___ Supplied material

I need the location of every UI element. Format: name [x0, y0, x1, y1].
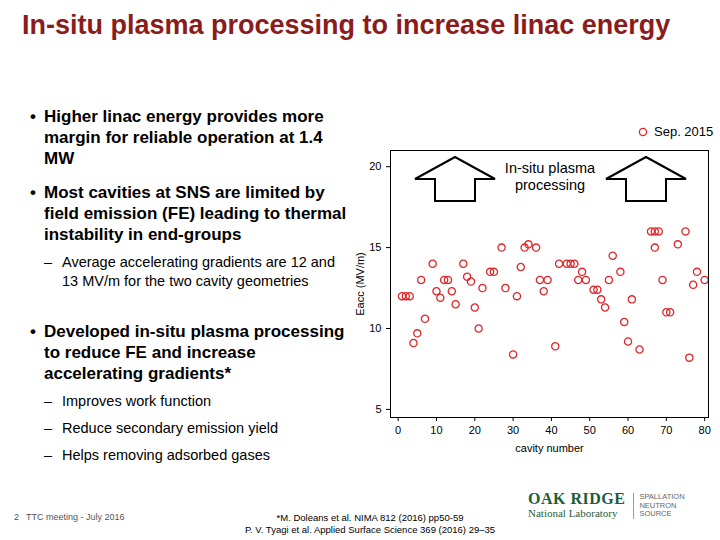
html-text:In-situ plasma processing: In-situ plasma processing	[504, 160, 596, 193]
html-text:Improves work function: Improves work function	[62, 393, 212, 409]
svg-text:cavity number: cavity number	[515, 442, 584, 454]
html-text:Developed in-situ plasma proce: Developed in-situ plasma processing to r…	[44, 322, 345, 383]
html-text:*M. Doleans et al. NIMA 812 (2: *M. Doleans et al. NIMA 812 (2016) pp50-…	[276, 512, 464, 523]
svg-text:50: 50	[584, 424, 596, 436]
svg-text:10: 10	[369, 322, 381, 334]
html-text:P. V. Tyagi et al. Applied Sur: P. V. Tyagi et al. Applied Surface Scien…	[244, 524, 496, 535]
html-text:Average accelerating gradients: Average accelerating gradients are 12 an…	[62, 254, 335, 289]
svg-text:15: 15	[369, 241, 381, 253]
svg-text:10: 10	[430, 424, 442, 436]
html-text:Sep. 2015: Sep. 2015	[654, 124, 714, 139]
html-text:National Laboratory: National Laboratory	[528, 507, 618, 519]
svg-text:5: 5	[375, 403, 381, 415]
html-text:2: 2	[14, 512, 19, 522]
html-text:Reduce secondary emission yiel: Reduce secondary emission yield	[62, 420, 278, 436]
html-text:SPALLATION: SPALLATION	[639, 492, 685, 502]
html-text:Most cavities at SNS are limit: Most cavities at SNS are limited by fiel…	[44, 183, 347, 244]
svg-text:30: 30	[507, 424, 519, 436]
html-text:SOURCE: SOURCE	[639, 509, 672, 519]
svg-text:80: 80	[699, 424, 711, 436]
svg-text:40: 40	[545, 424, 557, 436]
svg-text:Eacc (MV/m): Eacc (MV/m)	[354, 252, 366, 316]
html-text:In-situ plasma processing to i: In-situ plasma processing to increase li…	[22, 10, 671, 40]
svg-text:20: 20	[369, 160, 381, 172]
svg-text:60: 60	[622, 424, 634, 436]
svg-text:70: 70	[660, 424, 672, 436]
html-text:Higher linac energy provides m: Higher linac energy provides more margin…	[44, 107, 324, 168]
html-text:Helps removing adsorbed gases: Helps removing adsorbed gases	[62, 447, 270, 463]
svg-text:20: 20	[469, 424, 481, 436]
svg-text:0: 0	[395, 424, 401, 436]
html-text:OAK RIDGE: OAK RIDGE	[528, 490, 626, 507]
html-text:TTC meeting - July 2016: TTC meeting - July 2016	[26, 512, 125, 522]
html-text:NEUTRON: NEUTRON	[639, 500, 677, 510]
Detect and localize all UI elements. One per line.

______
___ Supplied material

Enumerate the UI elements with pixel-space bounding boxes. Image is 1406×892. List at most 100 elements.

______

#### Your goal
Return everything above from the line containing "I need the location" down to the line containing "424, 634, 436]", both included, and copy each line unchanged. Leave the pictures out of your answer.

#### Response to the exercise
I need the location of every UI element. Format: name [x0, y0, x1, y1].
html-text:In-situ plasma processing: In-situ plasma processing	[504, 160, 596, 193]
html-text:Improves work function: Improves work function	[62, 393, 212, 409]
svg-text:cavity number: cavity number	[515, 442, 584, 454]
html-text:Developed in-situ plasma proce: Developed in-situ plasma processing to r…	[44, 322, 345, 383]
html-text:*M. Doleans et al. NIMA 812 (2: *M. Doleans et al. NIMA 812 (2016) pp50-…	[276, 512, 464, 523]
svg-text:50: 50	[584, 424, 596, 436]
svg-text:10: 10	[369, 322, 381, 334]
html-text:P. V. Tyagi et al. Applied Sur: P. V. Tyagi et al. Applied Surface Scien…	[244, 524, 496, 535]
html-text:Average accelerating gradients: Average accelerating gradients are 12 an…	[62, 254, 335, 289]
svg-text:15: 15	[369, 241, 381, 253]
svg-text:10: 10	[430, 424, 442, 436]
html-text:Sep. 2015: Sep. 2015	[654, 124, 714, 139]
html-text:National Laboratory: National Laboratory	[528, 507, 618, 519]
svg-text:5: 5	[375, 403, 381, 415]
html-text:2: 2	[14, 512, 19, 522]
html-text:Reduce secondary emission yiel: Reduce secondary emission yield	[62, 420, 278, 436]
html-text:SPALLATION: SPALLATION	[639, 492, 685, 502]
html-text:Most cavities at SNS are limit: Most cavities at SNS are limited by fiel…	[44, 183, 347, 244]
svg-text:30: 30	[507, 424, 519, 436]
html-text:SOURCE: SOURCE	[639, 509, 672, 519]
svg-text:80: 80	[699, 424, 711, 436]
svg-text:40: 40	[545, 424, 557, 436]
svg-text:Eacc (MV/m): Eacc (MV/m)	[354, 252, 366, 316]
html-text:In-situ plasma processing to i: In-situ plasma processing to increase li…	[22, 10, 671, 40]
svg-text:20: 20	[369, 160, 381, 172]
svg-text:60: 60	[622, 424, 634, 436]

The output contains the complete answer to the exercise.